[start Input rows]

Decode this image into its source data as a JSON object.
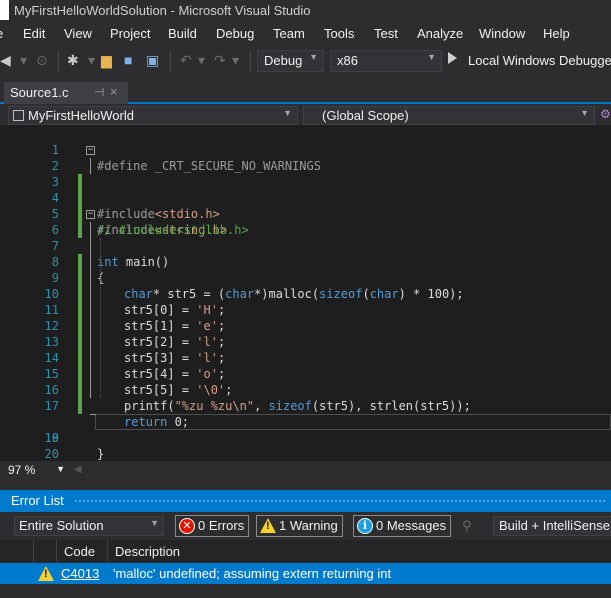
{
  "window": {
    "title": "MyFirstHelloWorldSolution - Microsoft Visual Studio"
  },
  "menu": {
    "items": [
      "e",
      "Edit",
      "View",
      "Project",
      "Build",
      "Debug",
      "Team",
      "Tools",
      "Test",
      "Analyze",
      "Window",
      "Help"
    ]
  },
  "toolbar": {
    "configuration": "Debug",
    "platform": "x86",
    "run_label": "Local Windows Debugger"
  },
  "tab": {
    "label": "Source1.c",
    "pin": "⊣",
    "close": "×"
  },
  "navbar": {
    "project": "MyFirstHelloWorld",
    "scope": "(Global Scope)"
  },
  "editor": {
    "line_numbers": [
      "1",
      "2",
      "3",
      "4",
      "5",
      "6",
      "7",
      "8",
      "9",
      "10",
      "11",
      "12",
      "13",
      "14",
      "15",
      "16",
      "17",
      "18",
      "19",
      "20"
    ],
    "lines": {
      "l1": "#define _CRT_SECURE_NO_WARNINGS",
      "l2_kw": "#include",
      "l2_file": "<stdio.h>",
      "l3_kw": "#include",
      "l3_file": "<string.h>",
      "l4": "// #include<stdlib.h>",
      "l6_kw": "int",
      "l6_rest": " main()",
      "l7": "{",
      "l8_a": "char",
      "l8_b": "* str5 = (",
      "l8_c": "char",
      "l8_d": "*)malloc(",
      "l8_e": "sizeof",
      "l8_f": "(",
      "l8_g": "char",
      "l8_h": ") * 100);",
      "l9_a": "str5[0] = ",
      "l9_b": "'H'",
      "l9_c": ";",
      "l10_a": "str5[1] = ",
      "l10_b": "'e'",
      "l10_c": ";",
      "l11_a": "str5[2] = ",
      "l11_b": "'l'",
      "l11_c": ";",
      "l12_a": "str5[3] = ",
      "l12_b": "'l'",
      "l12_c": ";",
      "l13_a": "str5[4] = ",
      "l13_b": "'o'",
      "l13_c": ";",
      "l14_a": "str5[5] = ",
      "l14_b": "'\\0'",
      "l14_c": ";",
      "l15_a": "printf(",
      "l15_b": "\"%zu %zu\\n\"",
      "l15_c": ", ",
      "l15_d": "sizeof",
      "l15_e": "(str5), strlen(str5));",
      "l17_a": "return",
      "l17_b": " 0;",
      "l18": "}"
    }
  },
  "zoom": {
    "level": "97 %"
  },
  "error_list": {
    "title": "Error List",
    "scope": "Entire Solution",
    "errors_label": "0 Errors",
    "warnings_label": "1 Warning",
    "messages_label": "0 Messages",
    "build_filter": "Build + IntelliSense",
    "columns": {
      "code": "Code",
      "description": "Description"
    },
    "rows": [
      {
        "code": "C4013",
        "description": "'malloc' undefined; assuming extern returning int"
      }
    ]
  },
  "colors": {
    "accent": "#007acc",
    "warning": "#f8d12f",
    "error": "#e51400",
    "info": "#1ba1e2",
    "keyword": "#569cd6",
    "string": "#d69d85",
    "comment": "#57a64a",
    "line_number": "#2b91af"
  }
}
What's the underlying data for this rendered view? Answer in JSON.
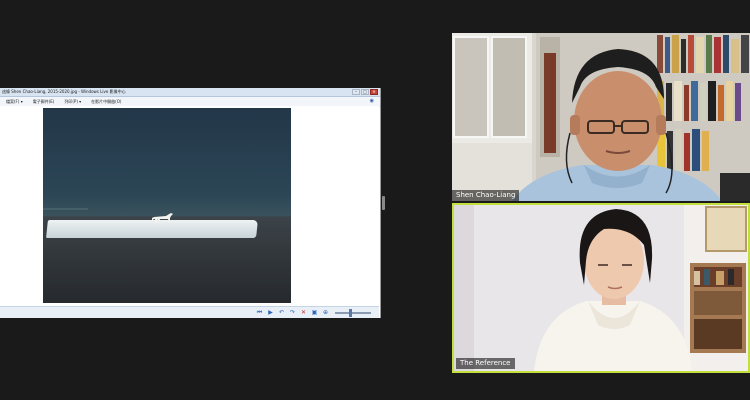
{
  "shared_window": {
    "title": "這條 Shen Chao-Liang, 2015-2020.jpg - Windows Live 影像中心",
    "controls": [
      "–",
      "□",
      "✕"
    ],
    "menu": [
      "檔案(F) ▾",
      "電子郵件(E)",
      "列印(P) ▾",
      "在影片中開啟(O)"
    ],
    "help_icon": "help-icon",
    "image_caption": "",
    "status_buttons": [
      "⏮",
      "▶",
      "↶",
      "↷",
      "✕",
      "▣",
      "⊕"
    ]
  },
  "participants": [
    {
      "name": "Shen Chao-Liang",
      "speaking": false
    },
    {
      "name": "The Reference",
      "speaking": true
    }
  ],
  "colors": {
    "background": "#1a1a1a",
    "active_speaker_border": "#c3df3e",
    "window_chrome": "#d8e4f2"
  }
}
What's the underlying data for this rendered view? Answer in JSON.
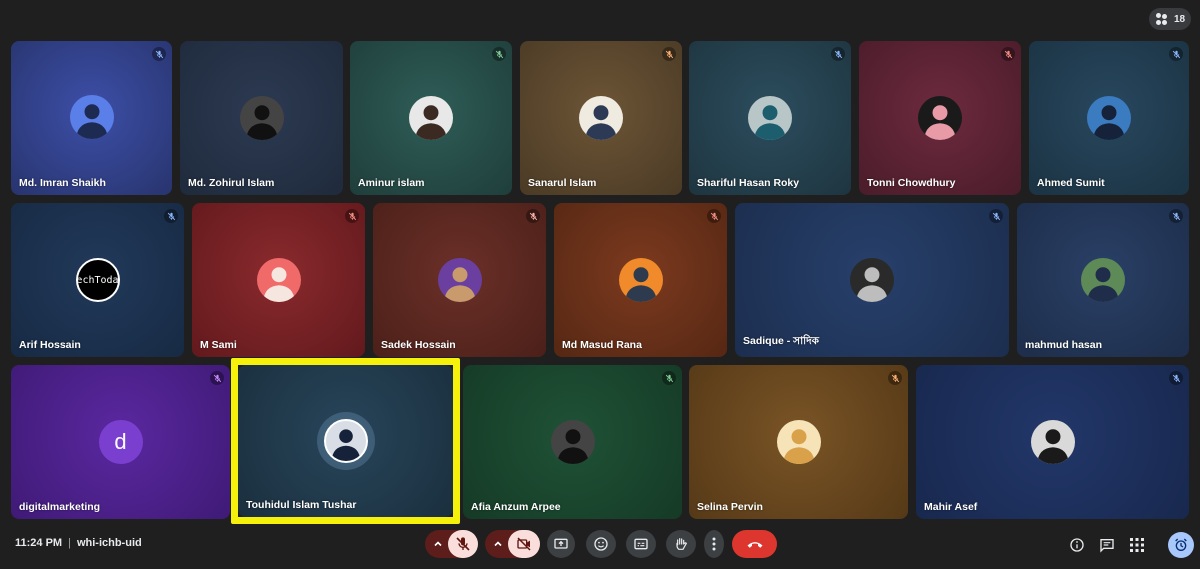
{
  "participant_count": "18",
  "tiles": [
    {
      "name": "Md. Imran Shaikh",
      "muted": true
    },
    {
      "name": "Md. Zohirul Islam",
      "muted": false
    },
    {
      "name": "Aminur islam",
      "muted": true
    },
    {
      "name": "Sanarul Islam",
      "muted": true
    },
    {
      "name": "Shariful Hasan Roky",
      "muted": true
    },
    {
      "name": "Tonni Chowdhury",
      "muted": true
    },
    {
      "name": "Ahmed Sumit",
      "muted": true
    },
    {
      "name": "Arif Hossain",
      "muted": true,
      "avatar_text": [
        "Tech",
        "Today"
      ]
    },
    {
      "name": "M Sami",
      "muted": true
    },
    {
      "name": "Sadek Hossain",
      "muted": true
    },
    {
      "name": "Md Masud Rana",
      "muted": true
    },
    {
      "name": "Sadique - সাদিক",
      "muted": true
    },
    {
      "name": "mahmud hasan",
      "muted": true
    },
    {
      "name": "digitalmarketing",
      "muted": true,
      "avatar_letter": "d"
    },
    {
      "name": "Touhidul Islam Tushar",
      "muted": false,
      "highlighted": true
    },
    {
      "name": "Afia Anzum Arpee",
      "muted": true
    },
    {
      "name": "Selina Pervin",
      "muted": true
    },
    {
      "name": "Mahir Asef",
      "muted": true
    }
  ],
  "meeting": {
    "time": "11:24 PM",
    "separator": "|",
    "code": "whi-ichb-uid"
  },
  "controls": [
    {
      "name": "mic-options",
      "icon": "chevron-up-icon"
    },
    {
      "name": "mic-toggle",
      "icon": "mic-off-icon",
      "state": "off"
    },
    {
      "name": "camera-options",
      "icon": "chevron-up-icon"
    },
    {
      "name": "camera-toggle",
      "icon": "videocam-off-icon",
      "state": "off"
    },
    {
      "name": "present",
      "icon": "present-screen-icon"
    },
    {
      "name": "reactions",
      "icon": "emoji-icon"
    },
    {
      "name": "captions",
      "icon": "captions-icon"
    },
    {
      "name": "raise-hand",
      "icon": "hand-icon"
    },
    {
      "name": "more-options",
      "icon": "more-vert-icon"
    },
    {
      "name": "leave-call",
      "icon": "call-end-icon"
    }
  ],
  "right_controls": [
    "info-icon",
    "chat-icon",
    "apps-grid-icon",
    "activities-icon"
  ],
  "colors": {
    "highlight": "#f5f10a",
    "end_call": "#dc362e",
    "muted_control": "#f9dedc",
    "background": "#1f1f1f"
  }
}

[end Input rows]

◆ Given instruction ◆
Which lines above contain the word "description"? Copy each of them.

◆ Response to the task ◆
      "description": "Description"
        "description": "'malloc' undefined; assuming extern returning int"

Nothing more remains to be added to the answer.